More discouraging is the number of 2014 graduates who have passed the classes required to enter California’s state universities: 22 percent of African American graduates met that mark in Modesto, compared with 42 percent of white graduates.
As for future graduates, the 2015 baseline state test results in math and English also show glaring disparities. Among Modesto students in third grade through eighth, 15 percent of African American students scored at or above grade level in English reading and writing, compared with 21 percent of Latinos and 40 percent of white students.
In math, 8 percent of African American, 12 percent of Latino and 28 percent of white students in Modesto City Schools hit the proficiency mark.
2. Target more resources for black students.
Asked for more specifics, the Wilson brothers said they wanted to see recruitment of African American teachers and counselors; targeted support for struggling students; and a greater push toward college and career courses.
For all students, they ask that social studies teachers consider ways to include the roles of blacks in history as part of districtwide curriculum, and that English teachers put more African American literature on the districtwide reading list and in the school libraries.
3. Have greater transparency and accountability regarding community-driven budgeting and state funding data.
The new state-funding formula includes more dollars meant to serve poor students, foster kids and English learners. African American speakers made it clear those funds should, in part, be funding services for their students.
In its elementary schools, 93 percent of Modesto’s African American children are poor, as are 70 percent of the African American teens in its high schools.
4. Fully staff and support Black Student Unions at each junior high and high school.
Only Davis High BSU members rose to speak at the board meeting, though the websites of Beyer, Enochs, Johansen and Modesto high schools all list active chapters. Speakers said BSUs are needed at all campuses to play a positive role in the lives of African American students. Extending the club to junior highs is a nod to research showing the middle school years are when most future dropouts begin their downward slide.
5. Have leadership days, training and career/educational trips for the district’s black students.
The Advocates for Justice program provides these. Its first year, the school district funded the program, but that was discontinued the second year. More recently, the district provided transportation for Bay Area trips by Advocates for Justice teens.
6. Have counselors and/or mentors for all students suspended two or more times.
Being able to match all students who need them with mentors is not always possible, said Ed Miller, director of discipline for the district.
“They get them into counseling any time they see a pattern, but I can’t say (it happens for) every kid who gets suspended,” Miller said.
“I support expanded counseling services for students who have been suspended,” said trustee Amy Neumann via email. She praised Miller’s efforts to work with families in developing plans to solve behavior issues.
“We also have a number of Restorative Justice programs operating throughout the district to help students make better decisions. Keeping these programs in place, expanding them where it is needed, and adequately staffing such programs is a priority,” Neumann wrote.
......
● STATED PROBLEM 1: How would you render this sentence from the article on Modesto schools in Spanish: "In its elementary schools, 93 percent of Modesto’s African American children are poor, as are 70 percent of the African American teens in its high schools."
The rows that follow have no connection to the article on Modesto schools.
......
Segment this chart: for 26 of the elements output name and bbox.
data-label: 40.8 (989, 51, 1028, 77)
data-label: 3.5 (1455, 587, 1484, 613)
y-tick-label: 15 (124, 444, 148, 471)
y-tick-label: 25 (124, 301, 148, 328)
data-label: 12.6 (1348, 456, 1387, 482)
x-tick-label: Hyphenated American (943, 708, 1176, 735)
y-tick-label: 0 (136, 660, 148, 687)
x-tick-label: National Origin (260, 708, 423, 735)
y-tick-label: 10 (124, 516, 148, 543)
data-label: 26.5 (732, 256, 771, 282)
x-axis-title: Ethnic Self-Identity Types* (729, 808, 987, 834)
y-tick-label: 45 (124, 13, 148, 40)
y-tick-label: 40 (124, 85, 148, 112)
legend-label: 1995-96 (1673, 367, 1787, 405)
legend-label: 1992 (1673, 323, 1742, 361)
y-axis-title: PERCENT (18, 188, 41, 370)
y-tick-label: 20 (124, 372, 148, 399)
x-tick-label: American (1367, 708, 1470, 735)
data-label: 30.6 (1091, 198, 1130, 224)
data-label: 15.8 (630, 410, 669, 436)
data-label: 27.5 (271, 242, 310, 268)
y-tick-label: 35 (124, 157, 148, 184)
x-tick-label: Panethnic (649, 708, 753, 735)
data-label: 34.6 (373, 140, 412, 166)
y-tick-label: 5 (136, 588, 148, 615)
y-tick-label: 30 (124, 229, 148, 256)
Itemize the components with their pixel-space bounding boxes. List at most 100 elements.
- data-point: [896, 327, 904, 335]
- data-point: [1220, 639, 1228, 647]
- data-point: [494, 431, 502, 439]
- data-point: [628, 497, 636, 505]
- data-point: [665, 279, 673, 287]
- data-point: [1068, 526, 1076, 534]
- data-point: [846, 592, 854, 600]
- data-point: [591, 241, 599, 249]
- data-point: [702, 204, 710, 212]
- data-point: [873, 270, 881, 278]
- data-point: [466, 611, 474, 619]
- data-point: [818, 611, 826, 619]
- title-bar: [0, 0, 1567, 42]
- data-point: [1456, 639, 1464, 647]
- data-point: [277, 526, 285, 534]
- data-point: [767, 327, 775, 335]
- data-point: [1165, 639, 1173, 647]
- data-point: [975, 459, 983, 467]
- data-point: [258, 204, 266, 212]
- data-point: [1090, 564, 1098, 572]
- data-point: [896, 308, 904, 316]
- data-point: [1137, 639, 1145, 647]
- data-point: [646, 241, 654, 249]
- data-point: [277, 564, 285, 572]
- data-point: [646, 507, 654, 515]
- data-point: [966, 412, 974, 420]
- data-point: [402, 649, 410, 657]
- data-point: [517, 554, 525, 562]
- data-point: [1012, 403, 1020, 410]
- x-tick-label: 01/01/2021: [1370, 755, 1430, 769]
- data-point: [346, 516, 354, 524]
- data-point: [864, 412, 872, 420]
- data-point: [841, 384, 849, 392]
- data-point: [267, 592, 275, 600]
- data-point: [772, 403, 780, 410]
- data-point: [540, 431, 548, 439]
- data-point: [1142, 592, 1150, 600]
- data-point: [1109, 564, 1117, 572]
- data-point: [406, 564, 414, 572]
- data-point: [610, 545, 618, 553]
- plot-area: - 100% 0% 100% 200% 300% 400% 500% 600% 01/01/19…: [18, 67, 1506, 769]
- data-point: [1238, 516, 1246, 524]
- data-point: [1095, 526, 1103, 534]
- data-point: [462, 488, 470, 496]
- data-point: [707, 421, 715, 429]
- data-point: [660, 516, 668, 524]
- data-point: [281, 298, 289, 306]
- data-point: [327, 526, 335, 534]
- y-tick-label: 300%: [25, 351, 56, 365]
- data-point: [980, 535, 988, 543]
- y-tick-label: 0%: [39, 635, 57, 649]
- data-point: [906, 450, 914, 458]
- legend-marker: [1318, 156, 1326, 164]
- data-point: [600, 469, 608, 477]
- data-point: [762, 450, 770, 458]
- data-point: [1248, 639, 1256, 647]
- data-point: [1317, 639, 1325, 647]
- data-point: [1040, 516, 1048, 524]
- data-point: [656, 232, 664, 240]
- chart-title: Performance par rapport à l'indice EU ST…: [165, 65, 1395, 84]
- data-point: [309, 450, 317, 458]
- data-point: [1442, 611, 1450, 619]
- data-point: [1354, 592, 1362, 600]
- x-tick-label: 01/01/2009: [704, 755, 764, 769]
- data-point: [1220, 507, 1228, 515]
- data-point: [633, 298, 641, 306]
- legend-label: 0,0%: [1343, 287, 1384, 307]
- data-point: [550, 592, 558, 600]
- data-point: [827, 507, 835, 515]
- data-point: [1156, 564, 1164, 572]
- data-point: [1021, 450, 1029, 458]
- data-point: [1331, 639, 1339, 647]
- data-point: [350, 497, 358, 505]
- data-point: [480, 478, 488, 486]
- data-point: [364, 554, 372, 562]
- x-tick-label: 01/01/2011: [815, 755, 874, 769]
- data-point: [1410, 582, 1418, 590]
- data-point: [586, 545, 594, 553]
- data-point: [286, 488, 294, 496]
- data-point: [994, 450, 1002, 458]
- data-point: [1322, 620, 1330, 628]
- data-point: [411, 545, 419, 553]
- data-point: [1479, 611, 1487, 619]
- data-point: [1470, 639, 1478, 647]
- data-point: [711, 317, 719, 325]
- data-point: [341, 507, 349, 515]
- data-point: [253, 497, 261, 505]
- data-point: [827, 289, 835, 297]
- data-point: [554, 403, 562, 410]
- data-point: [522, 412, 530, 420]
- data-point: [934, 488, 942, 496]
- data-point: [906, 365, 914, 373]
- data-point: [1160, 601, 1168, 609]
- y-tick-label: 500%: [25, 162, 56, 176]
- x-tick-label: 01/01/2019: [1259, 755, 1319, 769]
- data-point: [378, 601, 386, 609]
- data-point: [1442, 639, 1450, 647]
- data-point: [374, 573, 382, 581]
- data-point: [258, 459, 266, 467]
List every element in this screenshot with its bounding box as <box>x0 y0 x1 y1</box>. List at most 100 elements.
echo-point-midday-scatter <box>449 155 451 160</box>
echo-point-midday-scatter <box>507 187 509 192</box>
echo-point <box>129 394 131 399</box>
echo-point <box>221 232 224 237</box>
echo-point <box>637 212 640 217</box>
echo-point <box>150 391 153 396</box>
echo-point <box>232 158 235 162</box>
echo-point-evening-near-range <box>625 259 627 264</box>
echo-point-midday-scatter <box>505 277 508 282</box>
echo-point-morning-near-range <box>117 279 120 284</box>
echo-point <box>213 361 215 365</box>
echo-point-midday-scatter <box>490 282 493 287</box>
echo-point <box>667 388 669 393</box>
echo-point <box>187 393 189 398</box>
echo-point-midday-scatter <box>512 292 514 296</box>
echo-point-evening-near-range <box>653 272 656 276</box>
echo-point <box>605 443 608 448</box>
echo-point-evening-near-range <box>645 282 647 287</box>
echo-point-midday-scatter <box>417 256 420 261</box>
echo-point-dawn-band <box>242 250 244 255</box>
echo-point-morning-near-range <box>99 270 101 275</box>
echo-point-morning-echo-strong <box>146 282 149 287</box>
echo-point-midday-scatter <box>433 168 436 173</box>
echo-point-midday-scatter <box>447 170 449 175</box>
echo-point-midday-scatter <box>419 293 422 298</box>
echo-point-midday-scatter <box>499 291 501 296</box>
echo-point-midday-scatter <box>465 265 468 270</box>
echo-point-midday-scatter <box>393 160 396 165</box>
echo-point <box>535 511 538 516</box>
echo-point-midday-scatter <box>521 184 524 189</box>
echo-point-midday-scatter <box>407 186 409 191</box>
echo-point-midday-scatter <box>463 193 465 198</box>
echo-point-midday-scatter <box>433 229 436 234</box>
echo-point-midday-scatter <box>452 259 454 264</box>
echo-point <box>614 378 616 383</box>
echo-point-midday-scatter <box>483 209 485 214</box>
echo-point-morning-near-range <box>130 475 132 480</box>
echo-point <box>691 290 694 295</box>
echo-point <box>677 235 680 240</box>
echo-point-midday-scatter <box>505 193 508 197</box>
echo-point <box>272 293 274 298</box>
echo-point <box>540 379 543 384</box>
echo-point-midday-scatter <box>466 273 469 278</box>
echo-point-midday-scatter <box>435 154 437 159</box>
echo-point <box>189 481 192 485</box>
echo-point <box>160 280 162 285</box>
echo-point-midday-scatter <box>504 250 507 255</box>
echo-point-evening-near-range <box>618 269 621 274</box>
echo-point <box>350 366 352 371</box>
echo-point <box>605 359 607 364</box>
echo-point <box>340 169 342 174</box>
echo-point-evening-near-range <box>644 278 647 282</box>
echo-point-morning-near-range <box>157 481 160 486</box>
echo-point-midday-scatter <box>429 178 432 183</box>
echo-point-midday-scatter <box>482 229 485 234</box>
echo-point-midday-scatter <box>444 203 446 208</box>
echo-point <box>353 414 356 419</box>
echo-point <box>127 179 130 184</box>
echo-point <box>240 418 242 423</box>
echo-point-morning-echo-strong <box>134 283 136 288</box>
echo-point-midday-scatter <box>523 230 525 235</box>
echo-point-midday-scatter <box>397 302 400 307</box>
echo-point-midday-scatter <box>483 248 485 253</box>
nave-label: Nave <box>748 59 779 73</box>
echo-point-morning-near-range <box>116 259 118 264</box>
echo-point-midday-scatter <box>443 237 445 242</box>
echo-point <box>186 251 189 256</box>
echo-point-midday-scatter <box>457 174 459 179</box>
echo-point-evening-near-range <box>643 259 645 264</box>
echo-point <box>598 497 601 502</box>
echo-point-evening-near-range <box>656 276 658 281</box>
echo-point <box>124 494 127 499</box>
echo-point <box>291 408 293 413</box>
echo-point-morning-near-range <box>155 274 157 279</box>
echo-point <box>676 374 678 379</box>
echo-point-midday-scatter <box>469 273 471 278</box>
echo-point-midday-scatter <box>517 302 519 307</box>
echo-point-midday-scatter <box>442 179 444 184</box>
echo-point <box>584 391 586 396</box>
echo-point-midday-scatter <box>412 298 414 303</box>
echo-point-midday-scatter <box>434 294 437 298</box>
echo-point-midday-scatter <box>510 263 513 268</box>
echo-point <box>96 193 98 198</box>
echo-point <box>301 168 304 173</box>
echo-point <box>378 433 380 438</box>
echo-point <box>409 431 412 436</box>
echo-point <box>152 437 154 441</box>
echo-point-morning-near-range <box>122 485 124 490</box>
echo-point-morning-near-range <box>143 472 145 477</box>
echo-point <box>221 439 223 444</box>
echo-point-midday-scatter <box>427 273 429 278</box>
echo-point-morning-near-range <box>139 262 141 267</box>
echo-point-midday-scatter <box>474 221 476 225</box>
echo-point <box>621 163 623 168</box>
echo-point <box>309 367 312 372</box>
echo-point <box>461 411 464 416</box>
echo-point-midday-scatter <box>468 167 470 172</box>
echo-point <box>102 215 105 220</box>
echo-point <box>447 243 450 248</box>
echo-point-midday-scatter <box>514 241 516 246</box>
......
● STATED PROBLEM 2: Can you transcribe the rows from their first line up to and including the line with "y-tick-label: 40 (124, 85, 148, 112)"?

● WRITTEN RESPONSE 1: En sus escuelas primarias, el 93 por ciento de los niños afroamericanos de Modesto son pobres, al igual que el 70 por ciento de los adolescentes afroamericanos de sus escuelas secundarias.

● WRITTEN RESPONSE 2:
Segment this chart: for 26 of the elements output name and bbox.
data-label: 40.8 (989, 51, 1028, 77)
data-label: 3.5 (1455, 587, 1484, 613)
y-tick-label: 15 (124, 444, 148, 471)
y-tick-label: 25 (124, 301, 148, 328)
data-label: 12.6 (1348, 456, 1387, 482)
x-tick-label: Hyphenated American (943, 708, 1176, 735)
y-tick-label: 0 (136, 660, 148, 687)
x-tick-label: National Origin (260, 708, 423, 735)
y-tick-label: 10 (124, 516, 148, 543)
data-label: 26.5 (732, 256, 771, 282)
x-axis-title: Ethnic Self-Identity Types* (729, 808, 987, 834)
y-tick-label: 45 (124, 13, 148, 40)
y-tick-label: 40 (124, 85, 148, 112)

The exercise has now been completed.